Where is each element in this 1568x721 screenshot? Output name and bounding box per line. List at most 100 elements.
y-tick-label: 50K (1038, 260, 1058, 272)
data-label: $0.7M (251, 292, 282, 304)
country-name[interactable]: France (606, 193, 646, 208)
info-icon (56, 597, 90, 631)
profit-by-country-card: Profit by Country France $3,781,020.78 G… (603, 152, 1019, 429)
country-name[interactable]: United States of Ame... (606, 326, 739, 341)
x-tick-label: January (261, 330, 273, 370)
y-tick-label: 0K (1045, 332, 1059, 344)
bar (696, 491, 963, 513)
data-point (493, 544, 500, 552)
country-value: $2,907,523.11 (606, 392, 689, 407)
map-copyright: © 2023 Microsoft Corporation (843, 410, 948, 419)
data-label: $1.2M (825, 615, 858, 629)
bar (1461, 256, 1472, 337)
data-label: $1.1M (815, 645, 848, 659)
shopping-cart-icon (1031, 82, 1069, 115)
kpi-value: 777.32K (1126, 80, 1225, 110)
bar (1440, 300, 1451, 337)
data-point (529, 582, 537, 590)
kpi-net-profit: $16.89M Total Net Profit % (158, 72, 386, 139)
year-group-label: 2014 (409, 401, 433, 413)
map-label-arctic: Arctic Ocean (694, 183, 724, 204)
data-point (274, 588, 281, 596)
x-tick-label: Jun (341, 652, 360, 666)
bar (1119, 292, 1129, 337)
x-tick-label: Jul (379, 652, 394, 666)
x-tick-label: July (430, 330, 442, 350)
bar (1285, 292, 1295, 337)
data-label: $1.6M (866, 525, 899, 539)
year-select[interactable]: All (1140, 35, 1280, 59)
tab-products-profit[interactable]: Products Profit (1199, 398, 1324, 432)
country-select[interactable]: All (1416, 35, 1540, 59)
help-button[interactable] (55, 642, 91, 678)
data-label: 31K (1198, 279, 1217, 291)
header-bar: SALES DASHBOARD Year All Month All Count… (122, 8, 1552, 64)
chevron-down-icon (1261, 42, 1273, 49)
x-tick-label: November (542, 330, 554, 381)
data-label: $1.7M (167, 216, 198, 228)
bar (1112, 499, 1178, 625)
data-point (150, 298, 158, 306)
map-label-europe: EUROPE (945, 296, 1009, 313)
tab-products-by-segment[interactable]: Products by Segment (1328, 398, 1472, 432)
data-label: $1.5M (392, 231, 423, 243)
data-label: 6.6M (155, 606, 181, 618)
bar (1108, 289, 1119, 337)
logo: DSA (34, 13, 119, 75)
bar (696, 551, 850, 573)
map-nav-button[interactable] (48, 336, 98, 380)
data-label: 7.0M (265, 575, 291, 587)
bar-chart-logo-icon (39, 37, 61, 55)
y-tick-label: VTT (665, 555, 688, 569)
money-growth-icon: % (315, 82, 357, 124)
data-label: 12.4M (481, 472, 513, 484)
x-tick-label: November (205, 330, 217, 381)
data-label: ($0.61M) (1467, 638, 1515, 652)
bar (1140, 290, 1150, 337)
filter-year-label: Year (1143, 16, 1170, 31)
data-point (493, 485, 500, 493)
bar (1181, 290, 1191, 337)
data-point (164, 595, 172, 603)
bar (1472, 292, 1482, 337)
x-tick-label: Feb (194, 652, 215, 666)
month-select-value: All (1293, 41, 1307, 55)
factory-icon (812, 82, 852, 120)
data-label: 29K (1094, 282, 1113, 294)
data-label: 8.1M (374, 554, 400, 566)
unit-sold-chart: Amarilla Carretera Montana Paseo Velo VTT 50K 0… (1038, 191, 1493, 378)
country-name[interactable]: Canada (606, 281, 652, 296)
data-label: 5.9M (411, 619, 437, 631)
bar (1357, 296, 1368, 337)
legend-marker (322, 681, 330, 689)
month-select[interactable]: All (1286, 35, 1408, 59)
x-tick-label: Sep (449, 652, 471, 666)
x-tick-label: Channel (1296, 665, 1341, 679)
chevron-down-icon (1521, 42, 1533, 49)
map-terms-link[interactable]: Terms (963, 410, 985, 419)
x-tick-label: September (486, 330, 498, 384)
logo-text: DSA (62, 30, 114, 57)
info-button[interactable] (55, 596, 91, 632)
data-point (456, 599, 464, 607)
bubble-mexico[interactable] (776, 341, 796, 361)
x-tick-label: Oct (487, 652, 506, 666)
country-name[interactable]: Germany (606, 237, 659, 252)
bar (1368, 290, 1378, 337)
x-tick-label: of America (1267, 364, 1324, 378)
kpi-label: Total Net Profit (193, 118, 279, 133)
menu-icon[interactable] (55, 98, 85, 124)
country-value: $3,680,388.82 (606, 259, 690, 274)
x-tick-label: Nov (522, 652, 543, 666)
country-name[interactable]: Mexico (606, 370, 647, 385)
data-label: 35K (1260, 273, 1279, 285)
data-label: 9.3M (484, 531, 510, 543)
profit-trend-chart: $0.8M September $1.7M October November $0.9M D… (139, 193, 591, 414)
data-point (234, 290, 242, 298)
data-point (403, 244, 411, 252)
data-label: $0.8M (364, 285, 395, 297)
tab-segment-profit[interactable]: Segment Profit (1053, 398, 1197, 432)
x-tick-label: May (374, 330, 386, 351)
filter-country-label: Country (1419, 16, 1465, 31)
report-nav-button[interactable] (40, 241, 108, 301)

----

*WHAT TO PRODUCE*.
Render every line of the entries above as a JSON array of strings, one string per line, with blank lines omitted.

*ANSWER FOR THIS EXERCISE*.
[
  "Where is each element in this 1568x721 screenshot? Output name and bounding box per line. List at most 100 elements.",
  "y-tick-label: 50K (1038, 260, 1058, 272)",
  "data-label: $0.7M (251, 292, 282, 304)",
  "country-name[interactable]: France (606, 193, 646, 208)",
  "info-icon (56, 597, 90, 631)",
  "profit-by-country-card: Profit by Country France $3,781,020.78 G… (603, 152, 1019, 429)",
  "country-name[interactable]: United States of Ame... (606, 326, 739, 341)",
  "x-tick-label: January (261, 330, 273, 370)",
  "y-tick-label: 0K (1045, 332, 1059, 344)",
  "bar (696, 491, 963, 513)",
  "data-point (493, 544, 500, 552)",
  "country-value: $2,907,523.11 (606, 392, 689, 407)",
  "map-copyright: © 2023 Microsoft Corporation (843, 410, 948, 419)",
  "data-label: $1.2M (825, 615, 858, 629)",
  "bar (1461, 256, 1472, 337)",
  "data-label: $1.1M (815, 645, 848, 659)",
  "shopping-cart-icon (1031, 82, 1069, 115)",
  "kpi-value: 777.32K (1126, 80, 1225, 110)",
  "bar (1440, 300, 1451, 337)",
  "data-point (529, 582, 537, 590)",
  "kpi-net-profit: $16.89M Total Net Profit % (158, 72, 386, 139)",
  "year-group-label: 2014 (409, 401, 433, 413)",
  "map-label-arctic: Arctic Ocean (694, 183, 724, 204)",
  "data-point (274, 588, 281, 596)",
  "x-tick-label: Jun (341, 652, 360, 666)",
  "bar (1119, 292, 1129, 337)",
  "x-tick-label: Jul (379, 652, 394, 666)",
  "x-tick-label: July (430, 330, 442, 350)",
  "bar (1285, 292, 1295, 337)",
  "data-label: $1.6M (866, 525, 899, 539)",
  "year-select[interactable]: All (1140, 35, 1280, 59)",
  "tab-products-profit[interactable]: Products Profit (1199, 398, 1324, 432)",
  "country-select[interactable]: All (1416, 35, 1540, 59)",
  "help-button[interactable] (55, 642, 91, 678)",
  "data-label: 31K (1198, 279, 1217, 291)",
  "header-bar: SALES DASHBOARD Year All Month All Count… (122, 8, 1552, 64)",
  "chevron-down-icon (1261, 42, 1273, 49)",
  "x-tick-label: November (542, 330, 554, 381)",
  "data-label: $1.7M (167, 216, 198, 228)",
  "bar (1112, 499, 1178, 625)",
  "data-point (150, 298, 158, 306)",
  "map-label-europe: EUROPE (945, 296, 1009, 313)",
  "tab-products-by-segment[interactable]: Products by Segment (1328, 398, 1472, 432)",
  "data-label: $1.5M (392, 231, 423, 243)",
  "data-label: 6.6M (155, 606, 181, 618)",
  "bar (1108, 289, 1119, 337)",
  "logo: DSA (34, 13, 119, 75)",
  "bar (696, 551, 850, 573)",
  "map-nav-button[interactable] (48, 336, 98, 380)",
  "data-label: 7.0M (265, 575, 291, 587)",
  "bar-chart-logo-icon (39, 37, 61, 55)",
  "y-tick-label: VTT (665, 555, 688, 569)",
  "money-growth-icon: % (315, 82, 357, 124)",
  "data-label: 12.4M (481, 472, 513, 484)",
  "x-tick-label: November (205, 330, 217, 381)",
  "data-label: ($0.61M) (1467, 638, 1515, 652)",
  "bar (1140, 290, 1150, 337)",
  "filter-year-label: Year (1143, 16, 1170, 31)",
  "data-point (493, 485, 500, 493)",
  "bar (1181, 290, 1191, 337)",
  "data-point (164, 595, 172, 603)",
  "bar (1472, 292, 1482, 337)",
  "x-tick-label: Feb (194, 652, 215, 666)",
  "month-select-value: All (1293, 41, 1307, 55)",
  "factory-icon (812, 82, 852, 120)",
  "data-label: 29K (1094, 282, 1113, 294)",
  "data-label: 8.1M (374, 554, 400, 566)",
  "unit-sold-chart: Amarilla Carretera Montana Paseo Velo VTT 50K 0… (1038, 191, 1493, 378)",
  "country-name[interactable]: Canada (606, 281, 652, 296)",
  "data-label: 5.9M (411, 619, 437, 631)",
  "bar (1357, 296, 1368, 337)",
  "legend-marker (322, 681, 330, 689)",
  "month-select[interactable]: All (1286, 35, 1408, 59)",
  "x-tick-label: Sep (449, 652, 471, 666)",
  "x-tick-label: Channel (1296, 665, 1341, 679)",
  "chevron-down-icon (1521, 42, 1533, 49)",
  "map-terms-link[interactable]: Terms (963, 410, 985, 419)",
  "x-tick-label: September (486, 330, 498, 384)",
  "logo-text: DSA (62, 30, 114, 57)",
  "info-button[interactable] (55, 596, 91, 632)",
  "data-point (456, 599, 464, 607)",
  "bubble-mexico[interactable] (776, 341, 796, 361)",
  "x-tick-label: Oct (487, 652, 506, 666)",
  "country-name[interactable]: Germany (606, 237, 659, 252)",
  "bar (1368, 290, 1378, 337)",
  "x-tick-label: of America (1267, 364, 1324, 378)",
  "kpi-label: Total Net Profit (193, 118, 279, 133)",
  "menu-icon[interactable] (55, 98, 85, 124)",
  "country-value: $3,680,388.82 (606, 259, 690, 274)",
  "x-tick-label: Nov (522, 652, 543, 666)",
  "country-name[interactable]: Mexico (606, 370, 647, 385)",
  "data-label: 35K (1260, 273, 1279, 285)",
  "data-label: 9.3M (484, 531, 510, 543)",
  "profit-trend-chart: $0.8M September $1.7M October November $0.9M D… (139, 193, 591, 414)",
  "data-point (234, 290, 242, 298)",
  "data-point (403, 244, 411, 252)",
  "data-label: $0.8M (364, 285, 395, 297)",
  "tab-segment-profit[interactable]: Segment Profit (1053, 398, 1197, 432)",
  "x-tick-label: May (374, 330, 386, 351)",
  "filter-country-label: Country (1419, 16, 1465, 31)",
  "report-nav-button[interactable] (40, 241, 108, 301)"
]